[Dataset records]
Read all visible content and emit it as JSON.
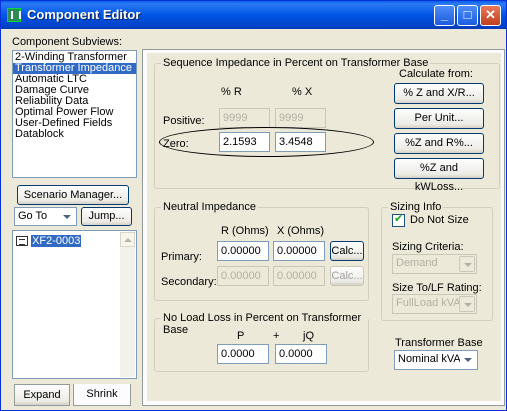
{
  "window": {
    "title": "Component Editor"
  },
  "sidebar": {
    "subviews_label": "Component Subviews:",
    "items": [
      {
        "label": "2-Winding Transformer",
        "selected": false
      },
      {
        "label": "Transformer Impedance",
        "selected": true
      },
      {
        "label": "Automatic LTC",
        "selected": false
      },
      {
        "label": "Damage Curve",
        "selected": false
      },
      {
        "label": "Reliability Data",
        "selected": false
      },
      {
        "label": "Optimal Power Flow",
        "selected": false
      },
      {
        "label": "User-Defined Fields",
        "selected": false
      },
      {
        "label": "Datablock",
        "selected": false
      }
    ],
    "scenario_button": "Scenario Manager...",
    "goto_value": "Go To",
    "jump_button": "Jump...",
    "tree_item": "XF2-0003",
    "expand_tab": "Expand",
    "shrink_tab": "Shrink"
  },
  "sequence": {
    "title": "Sequence Impedance in Percent on Transformer Base",
    "col_r": "% R",
    "col_x": "% X",
    "positive_label": "Positive:",
    "positive_r": "9999",
    "positive_x": "9999",
    "zero_label": "Zero:",
    "zero_r": "2.1593",
    "zero_x": "3.4548",
    "calc_from_label": "Calculate from:",
    "btn_z_xr": "% Z and X/R...",
    "btn_per_unit": "Per Unit...",
    "btn_z_r": "%Z and R%...",
    "btn_z_kwloss": "%Z and kWLoss..."
  },
  "neutral": {
    "title": "Neutral Impedance",
    "col_r": "R (Ohms)",
    "col_x": "X (Ohms)",
    "primary_label": "Primary:",
    "primary_r": "0.00000",
    "primary_x": "0.00000",
    "secondary_label": "Secondary:",
    "secondary_r": "0.00000",
    "secondary_x": "0.00000",
    "calc_label": "Calc..."
  },
  "sizing": {
    "title": "Sizing Info",
    "do_not_size_label": "Do Not Size",
    "criteria_label": "Sizing Criteria:",
    "criteria_value": "Demand",
    "ratio_label": "Size To/LF Rating:",
    "ratio_value": "FullLoad kVA"
  },
  "noload": {
    "title": "No Load Loss in Percent on Transformer Base",
    "p_label": "P",
    "plus": "+",
    "q_label": "jQ",
    "p_value": "0.0000",
    "q_value": "0.0000"
  },
  "base": {
    "label": "Transformer Base",
    "value": "Nominal kVA"
  }
}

INSTRUCTIONS TO FOLLOW :: Will you set down the records word for word while leaving out every picture?

COMPLETED TASK ::
Read all visible content and emit it as JSON.
{
  "window": {
    "title": "Component Editor"
  },
  "sidebar": {
    "subviews_label": "Component Subviews:",
    "items": [
      {
        "label": "2-Winding Transformer",
        "selected": false
      },
      {
        "label": "Transformer Impedance",
        "selected": true
      },
      {
        "label": "Automatic LTC",
        "selected": false
      },
      {
        "label": "Damage Curve",
        "selected": false
      },
      {
        "label": "Reliability Data",
        "selected": false
      },
      {
        "label": "Optimal Power Flow",
        "selected": false
      },
      {
        "label": "User-Defined Fields",
        "selected": false
      },
      {
        "label": "Datablock",
        "selected": false
      }
    ],
    "scenario_button": "Scenario Manager...",
    "goto_value": "Go To",
    "jump_button": "Jump...",
    "tree_item": "XF2-0003",
    "expand_tab": "Expand",
    "shrink_tab": "Shrink"
  },
  "sequence": {
    "title": "Sequence Impedance in Percent on Transformer Base",
    "col_r": "% R",
    "col_x": "% X",
    "positive_label": "Positive:",
    "positive_r": "9999",
    "positive_x": "9999",
    "zero_label": "Zero:",
    "zero_r": "2.1593",
    "zero_x": "3.4548",
    "calc_from_label": "Calculate from:",
    "btn_z_xr": "% Z and X/R...",
    "btn_per_unit": "Per Unit...",
    "btn_z_r": "%Z and R%...",
    "btn_z_kwloss": "%Z and kWLoss..."
  },
  "neutral": {
    "title": "Neutral Impedance",
    "col_r": "R (Ohms)",
    "col_x": "X (Ohms)",
    "primary_label": "Primary:",
    "primary_r": "0.00000",
    "primary_x": "0.00000",
    "secondary_label": "Secondary:",
    "secondary_r": "0.00000",
    "secondary_x": "0.00000",
    "calc_label": "Calc..."
  },
  "sizing": {
    "title": "Sizing Info",
    "do_not_size_label": "Do Not Size",
    "criteria_label": "Sizing Criteria:",
    "criteria_value": "Demand",
    "ratio_label": "Size To/LF Rating:",
    "ratio_value": "FullLoad kVA"
  },
  "noload": {
    "title": "No Load Loss in Percent on Transformer Base",
    "p_label": "P",
    "plus": "+",
    "q_label": "jQ",
    "p_value": "0.0000",
    "q_value": "0.0000"
  },
  "base": {
    "label": "Transformer Base",
    "value": "Nominal kVA"
  }
}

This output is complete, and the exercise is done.